WORK INSTRUCTIONS
In the records below, locate the line containing "Transcribe the text in this document.", then output that line and all later lines exactly, through the last one.

THE INPUT
%%
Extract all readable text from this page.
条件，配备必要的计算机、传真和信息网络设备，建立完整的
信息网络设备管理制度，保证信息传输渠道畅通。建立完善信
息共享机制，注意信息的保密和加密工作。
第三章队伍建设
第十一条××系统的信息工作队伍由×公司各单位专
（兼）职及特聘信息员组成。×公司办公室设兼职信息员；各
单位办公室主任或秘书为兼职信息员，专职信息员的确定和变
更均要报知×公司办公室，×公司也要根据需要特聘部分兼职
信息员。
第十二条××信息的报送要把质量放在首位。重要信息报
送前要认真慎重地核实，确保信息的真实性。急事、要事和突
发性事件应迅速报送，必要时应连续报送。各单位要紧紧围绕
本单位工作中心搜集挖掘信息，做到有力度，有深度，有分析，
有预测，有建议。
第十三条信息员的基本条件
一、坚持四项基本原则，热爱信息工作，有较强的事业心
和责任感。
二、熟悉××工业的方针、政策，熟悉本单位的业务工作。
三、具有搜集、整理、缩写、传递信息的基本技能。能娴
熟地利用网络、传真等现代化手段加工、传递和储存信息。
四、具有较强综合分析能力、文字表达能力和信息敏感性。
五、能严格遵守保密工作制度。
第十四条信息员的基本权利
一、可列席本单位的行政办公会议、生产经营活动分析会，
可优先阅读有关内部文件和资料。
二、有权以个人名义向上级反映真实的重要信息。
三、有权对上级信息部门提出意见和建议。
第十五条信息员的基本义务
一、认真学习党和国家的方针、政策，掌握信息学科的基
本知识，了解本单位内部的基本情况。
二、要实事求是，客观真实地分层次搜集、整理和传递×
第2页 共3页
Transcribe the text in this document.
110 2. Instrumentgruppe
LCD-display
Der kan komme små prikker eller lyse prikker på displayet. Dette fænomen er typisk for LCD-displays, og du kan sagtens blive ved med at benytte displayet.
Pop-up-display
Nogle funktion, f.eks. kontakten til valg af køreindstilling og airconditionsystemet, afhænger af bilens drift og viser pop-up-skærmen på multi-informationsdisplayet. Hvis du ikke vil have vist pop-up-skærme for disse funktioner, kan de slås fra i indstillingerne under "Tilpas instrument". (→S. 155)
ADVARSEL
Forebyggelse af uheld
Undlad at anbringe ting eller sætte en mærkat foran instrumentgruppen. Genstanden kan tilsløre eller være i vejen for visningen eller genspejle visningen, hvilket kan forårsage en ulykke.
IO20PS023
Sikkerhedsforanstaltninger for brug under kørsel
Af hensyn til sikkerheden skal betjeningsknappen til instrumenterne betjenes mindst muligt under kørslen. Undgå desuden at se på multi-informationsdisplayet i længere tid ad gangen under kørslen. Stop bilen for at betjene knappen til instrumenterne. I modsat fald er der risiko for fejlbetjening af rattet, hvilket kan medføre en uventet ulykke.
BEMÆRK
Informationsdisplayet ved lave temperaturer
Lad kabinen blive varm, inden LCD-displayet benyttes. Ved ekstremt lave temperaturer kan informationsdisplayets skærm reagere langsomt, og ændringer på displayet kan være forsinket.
%%
FINAL RESULT
Transcribe the text in this document.
110 2. Instrumentgruppe
LCD-display
Der kan komme små prikker eller lyse prikker på displayet. Dette fænomen er typisk for LCD-displays, og du kan sagtens blive ved med at benytte displayet.
Pop-up-display
Nogle funktion, f.eks. kontakten til valg af køreindstilling og airconditionsystemet, afhænger af bilens drift og viser pop-up-skærmen på multi-informationsdisplayet. Hvis du ikke vil have vist pop-up-skærme for disse funktioner, kan de slås fra i indstillingerne under "Tilpas instrument". (→S. 155)
ADVARSEL
Forebyggelse af uheld
Undlad at anbringe ting eller sætte en mærkat foran instrumentgruppen. Genstanden kan tilsløre eller være i vejen for visningen eller genspejle visningen, hvilket kan forårsage en ulykke.
IO20PS023
Sikkerhedsforanstaltninger for brug under kørsel
Af hensyn til sikkerheden skal betjeningsknappen til instrumenterne betjenes mindst muligt under kørslen. Undgå desuden at se på multi-informationsdisplayet i længere tid ad gangen under kørslen. Stop bilen for at betjene knappen til instrumenterne. I modsat fald er der risiko for fejlbetjening af rattet, hvilket kan medføre en uventet ulykke.
BEMÆRK
Informationsdisplayet ved lave temperaturer
Lad kabinen blive varm, inden LCD-displayet benyttes. Ved ekstremt lave temperaturer kan informationsdisplayets skærm reagere langsomt, og ændringer på displayet kan være forsinket.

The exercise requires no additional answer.